# WHAT THE TASK ASKS
Every line containing the word "Ellenberg" needs to be found and copied.

# RECORDS TO USE
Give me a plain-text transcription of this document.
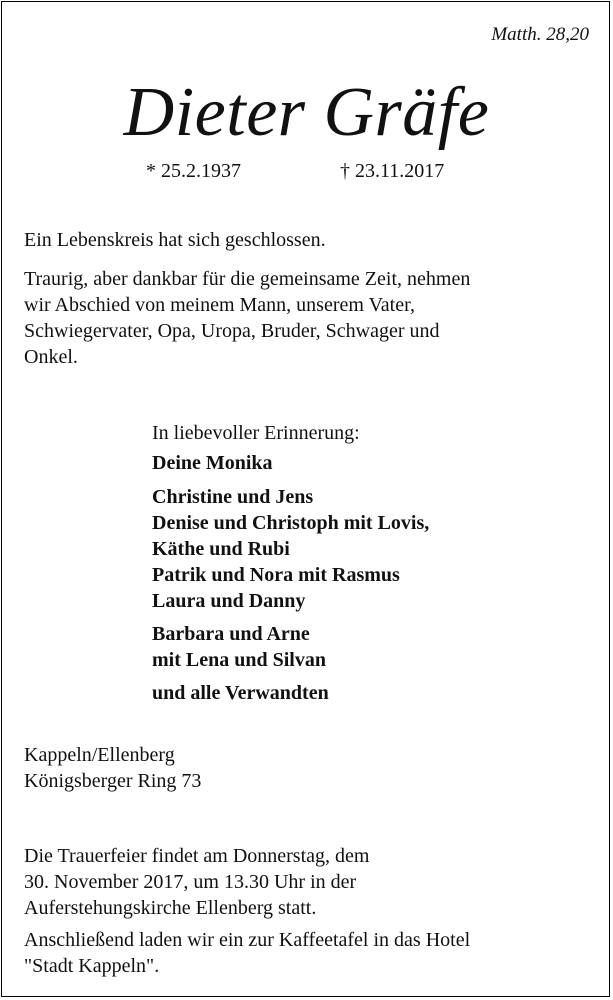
Matth. 28,20
Dieter Gräfe
* 25.2.1937	† 23.11.2017
Ein Lebenskreis hat sich geschlossen.
Traurig, aber dankbar für die gemeinsame Zeit, nehmen
wir Abschied von meinem Mann, unserem Vater,
Schwiegervater, Opa, Uropa, Bruder, Schwager und
Onkel.
In liebevoller Erinnerung:
Deine Monika
Christine und Jens
Denise und Christoph mit Lovis,
Käthe und Rubi
Patrik und Nora mit Rasmus
Laura und Danny
Barbara und Arne
mit Lena und Silvan
und alle Verwandten
Kappeln/Ellenberg
Königsberger Ring 73
Die Trauerfeier findet am Donnerstag, dem
30. November 2017, um 13.30 Uhr in der
Auferstehungskirche Ellenberg statt.
Anschließend laden wir ein zur Kaffeetafel in das Hotel
"Stadt Kappeln".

# RESPONSE FOR THIS EXERCISE
Kappeln/Ellenberg
Auferstehungskirche Ellenberg statt.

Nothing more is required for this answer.